Items from a dataset
>>>

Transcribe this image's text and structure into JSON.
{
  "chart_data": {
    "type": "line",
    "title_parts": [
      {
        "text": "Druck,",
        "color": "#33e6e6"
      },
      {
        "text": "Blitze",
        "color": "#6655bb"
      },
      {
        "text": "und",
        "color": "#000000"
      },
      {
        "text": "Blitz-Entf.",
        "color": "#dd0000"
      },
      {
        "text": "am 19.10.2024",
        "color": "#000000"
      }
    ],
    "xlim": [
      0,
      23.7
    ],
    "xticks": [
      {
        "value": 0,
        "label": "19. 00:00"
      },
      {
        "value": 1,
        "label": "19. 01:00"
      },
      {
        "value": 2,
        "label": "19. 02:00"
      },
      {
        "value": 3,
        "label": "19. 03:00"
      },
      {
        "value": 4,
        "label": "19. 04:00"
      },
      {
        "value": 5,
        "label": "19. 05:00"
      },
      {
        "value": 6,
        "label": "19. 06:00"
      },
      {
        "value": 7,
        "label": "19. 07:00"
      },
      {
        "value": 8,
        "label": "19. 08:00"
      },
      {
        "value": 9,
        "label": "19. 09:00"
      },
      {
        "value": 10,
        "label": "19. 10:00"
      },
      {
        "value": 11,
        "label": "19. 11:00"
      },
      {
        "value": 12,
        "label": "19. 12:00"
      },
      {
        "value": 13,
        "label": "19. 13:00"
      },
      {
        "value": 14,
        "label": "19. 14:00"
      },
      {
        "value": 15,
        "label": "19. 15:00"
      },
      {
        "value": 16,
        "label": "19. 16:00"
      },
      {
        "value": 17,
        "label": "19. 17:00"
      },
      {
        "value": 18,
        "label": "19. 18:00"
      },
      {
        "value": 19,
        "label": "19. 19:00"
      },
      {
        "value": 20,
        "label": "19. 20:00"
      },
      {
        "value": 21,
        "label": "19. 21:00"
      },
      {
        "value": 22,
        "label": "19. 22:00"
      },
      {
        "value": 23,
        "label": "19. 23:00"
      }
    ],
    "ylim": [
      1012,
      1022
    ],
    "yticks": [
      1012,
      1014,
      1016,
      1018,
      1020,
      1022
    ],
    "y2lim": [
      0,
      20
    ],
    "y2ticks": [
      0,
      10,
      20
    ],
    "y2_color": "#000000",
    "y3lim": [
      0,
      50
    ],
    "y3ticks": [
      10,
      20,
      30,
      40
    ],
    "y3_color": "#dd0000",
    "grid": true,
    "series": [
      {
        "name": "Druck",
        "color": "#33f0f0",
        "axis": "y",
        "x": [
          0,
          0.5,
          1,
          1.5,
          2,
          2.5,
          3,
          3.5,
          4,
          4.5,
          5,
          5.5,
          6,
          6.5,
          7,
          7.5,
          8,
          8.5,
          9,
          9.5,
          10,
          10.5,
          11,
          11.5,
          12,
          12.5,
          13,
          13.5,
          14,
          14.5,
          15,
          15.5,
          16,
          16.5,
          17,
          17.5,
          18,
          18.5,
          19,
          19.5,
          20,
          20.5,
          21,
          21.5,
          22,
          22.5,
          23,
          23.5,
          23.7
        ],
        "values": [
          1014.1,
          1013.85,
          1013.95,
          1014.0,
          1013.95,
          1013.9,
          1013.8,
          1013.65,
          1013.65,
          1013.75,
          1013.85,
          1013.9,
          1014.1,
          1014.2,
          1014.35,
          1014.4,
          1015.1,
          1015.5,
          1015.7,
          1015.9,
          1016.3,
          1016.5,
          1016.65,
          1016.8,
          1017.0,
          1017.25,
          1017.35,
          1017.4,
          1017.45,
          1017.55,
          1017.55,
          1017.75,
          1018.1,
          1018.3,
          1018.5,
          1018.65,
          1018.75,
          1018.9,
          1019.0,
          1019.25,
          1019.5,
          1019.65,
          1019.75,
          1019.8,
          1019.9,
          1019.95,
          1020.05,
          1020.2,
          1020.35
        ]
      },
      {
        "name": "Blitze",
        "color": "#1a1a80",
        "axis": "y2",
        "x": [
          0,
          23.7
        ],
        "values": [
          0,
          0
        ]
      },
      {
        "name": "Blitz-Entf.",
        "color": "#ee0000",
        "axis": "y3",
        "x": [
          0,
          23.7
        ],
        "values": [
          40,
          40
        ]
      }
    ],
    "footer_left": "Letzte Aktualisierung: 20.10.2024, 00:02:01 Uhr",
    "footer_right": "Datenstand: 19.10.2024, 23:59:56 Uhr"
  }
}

<<<

### Description of the task
Copy each line above where the string "name" occurs.

### Complete output
        "name": "Druck",
        "name": "Blitze",
        "name": "Blitz-Entf.",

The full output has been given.